* What is expected *
Look through the records and report how many lines include the word "Life", with no other words.

>> Begin

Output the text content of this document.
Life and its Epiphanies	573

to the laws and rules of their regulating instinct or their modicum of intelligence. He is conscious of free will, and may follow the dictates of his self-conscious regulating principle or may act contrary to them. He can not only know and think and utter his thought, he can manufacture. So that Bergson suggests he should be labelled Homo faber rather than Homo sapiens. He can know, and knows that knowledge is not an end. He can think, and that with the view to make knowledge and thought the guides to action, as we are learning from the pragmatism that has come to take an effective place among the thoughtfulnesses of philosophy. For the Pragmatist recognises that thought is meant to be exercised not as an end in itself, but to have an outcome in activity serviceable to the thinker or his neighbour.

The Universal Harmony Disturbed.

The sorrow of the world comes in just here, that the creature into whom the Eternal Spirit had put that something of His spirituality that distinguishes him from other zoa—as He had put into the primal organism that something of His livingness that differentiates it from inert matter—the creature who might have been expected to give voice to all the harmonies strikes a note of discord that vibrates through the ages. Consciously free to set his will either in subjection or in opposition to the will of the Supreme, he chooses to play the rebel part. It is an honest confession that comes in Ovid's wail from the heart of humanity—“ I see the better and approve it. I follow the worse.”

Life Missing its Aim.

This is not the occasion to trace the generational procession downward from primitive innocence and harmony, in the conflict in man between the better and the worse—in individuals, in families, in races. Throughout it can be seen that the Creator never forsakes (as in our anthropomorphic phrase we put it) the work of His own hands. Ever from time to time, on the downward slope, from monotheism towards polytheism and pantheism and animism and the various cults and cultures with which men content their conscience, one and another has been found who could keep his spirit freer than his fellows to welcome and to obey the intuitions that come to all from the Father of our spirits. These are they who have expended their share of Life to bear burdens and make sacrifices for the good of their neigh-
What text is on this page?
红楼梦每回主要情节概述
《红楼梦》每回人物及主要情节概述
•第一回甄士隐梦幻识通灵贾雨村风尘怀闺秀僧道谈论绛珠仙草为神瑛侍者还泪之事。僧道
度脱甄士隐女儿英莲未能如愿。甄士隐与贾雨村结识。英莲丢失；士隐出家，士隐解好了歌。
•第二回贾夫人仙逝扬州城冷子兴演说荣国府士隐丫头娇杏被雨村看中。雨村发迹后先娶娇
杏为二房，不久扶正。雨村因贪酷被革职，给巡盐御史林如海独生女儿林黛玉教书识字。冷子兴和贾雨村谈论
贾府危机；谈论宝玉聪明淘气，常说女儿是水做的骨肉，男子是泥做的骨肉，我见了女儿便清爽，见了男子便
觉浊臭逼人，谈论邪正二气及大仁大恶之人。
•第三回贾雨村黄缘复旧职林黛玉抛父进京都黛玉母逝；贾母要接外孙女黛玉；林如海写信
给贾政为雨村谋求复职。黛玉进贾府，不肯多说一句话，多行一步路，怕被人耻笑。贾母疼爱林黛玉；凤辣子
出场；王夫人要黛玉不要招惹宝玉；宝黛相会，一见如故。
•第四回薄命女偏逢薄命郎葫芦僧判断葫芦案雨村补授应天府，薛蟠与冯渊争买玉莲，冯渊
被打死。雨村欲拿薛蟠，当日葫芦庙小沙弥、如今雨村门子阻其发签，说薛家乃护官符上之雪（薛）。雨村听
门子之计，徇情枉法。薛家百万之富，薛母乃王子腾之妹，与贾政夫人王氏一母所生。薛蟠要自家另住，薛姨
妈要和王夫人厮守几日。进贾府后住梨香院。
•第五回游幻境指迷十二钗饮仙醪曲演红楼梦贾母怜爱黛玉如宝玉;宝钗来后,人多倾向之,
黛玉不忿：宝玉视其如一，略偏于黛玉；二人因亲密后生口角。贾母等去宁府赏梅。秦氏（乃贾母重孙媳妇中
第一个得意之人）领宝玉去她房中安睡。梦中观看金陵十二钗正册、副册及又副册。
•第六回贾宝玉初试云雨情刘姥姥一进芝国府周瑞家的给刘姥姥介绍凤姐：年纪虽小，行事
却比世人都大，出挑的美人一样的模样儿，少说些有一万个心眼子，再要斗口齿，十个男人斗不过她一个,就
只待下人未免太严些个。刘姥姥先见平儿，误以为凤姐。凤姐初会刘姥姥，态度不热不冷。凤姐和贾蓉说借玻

>> End

* Solution to this exercise *
3